§ **Task description**: Repeat the lines below exactly as they appear, but leave out the images.

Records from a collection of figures
══════════

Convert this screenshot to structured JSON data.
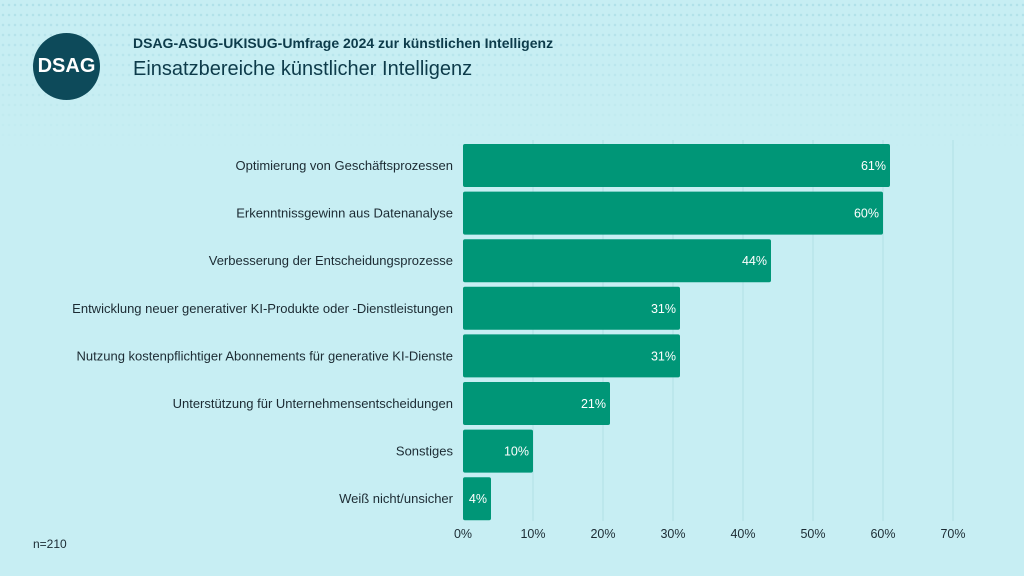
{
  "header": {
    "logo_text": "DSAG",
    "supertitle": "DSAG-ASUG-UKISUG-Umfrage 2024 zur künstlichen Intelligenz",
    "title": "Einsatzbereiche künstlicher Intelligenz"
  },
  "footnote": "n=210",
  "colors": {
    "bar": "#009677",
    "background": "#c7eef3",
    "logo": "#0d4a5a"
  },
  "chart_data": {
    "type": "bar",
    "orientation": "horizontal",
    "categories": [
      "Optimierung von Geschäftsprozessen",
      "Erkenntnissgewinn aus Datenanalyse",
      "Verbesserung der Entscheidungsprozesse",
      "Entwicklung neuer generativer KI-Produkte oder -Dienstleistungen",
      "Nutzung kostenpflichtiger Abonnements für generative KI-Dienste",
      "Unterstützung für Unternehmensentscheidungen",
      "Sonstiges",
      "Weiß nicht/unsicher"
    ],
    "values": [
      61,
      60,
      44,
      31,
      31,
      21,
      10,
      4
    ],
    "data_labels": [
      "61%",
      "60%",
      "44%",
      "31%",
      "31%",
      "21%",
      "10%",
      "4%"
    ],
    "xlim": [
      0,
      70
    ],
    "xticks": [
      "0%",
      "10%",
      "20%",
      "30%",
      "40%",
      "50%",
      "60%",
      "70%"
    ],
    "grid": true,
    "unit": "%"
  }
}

══════════

§ **The output**:
Convert this screenshot to structured JSON data.
{
  "header": {
    "logo_text": "DSAG",
    "supertitle": "DSAG-ASUG-UKISUG-Umfrage 2024 zur künstlichen Intelligenz",
    "title": "Einsatzbereiche künstlicher Intelligenz"
  },
  "footnote": "n=210",
  "colors": {
    "bar": "#009677",
    "background": "#c7eef3",
    "logo": "#0d4a5a"
  },
  "chart_data": {
    "type": "bar",
    "orientation": "horizontal",
    "categories": [
      "Optimierung von Geschäftsprozessen",
      "Erkenntnissgewinn aus Datenanalyse",
      "Verbesserung der Entscheidungsprozesse",
      "Entwicklung neuer generativer KI-Produkte oder -Dienstleistungen",
      "Nutzung kostenpflichtiger Abonnements für generative KI-Dienste",
      "Unterstützung für Unternehmensentscheidungen",
      "Sonstiges",
      "Weiß nicht/unsicher"
    ],
    "values": [
      61,
      60,
      44,
      31,
      31,
      21,
      10,
      4
    ],
    "data_labels": [
      "61%",
      "60%",
      "44%",
      "31%",
      "31%",
      "21%",
      "10%",
      "4%"
    ],
    "xlim": [
      0,
      70
    ],
    "xticks": [
      "0%",
      "10%",
      "20%",
      "30%",
      "40%",
      "50%",
      "60%",
      "70%"
    ],
    "grid": true,
    "unit": "%"
  }
}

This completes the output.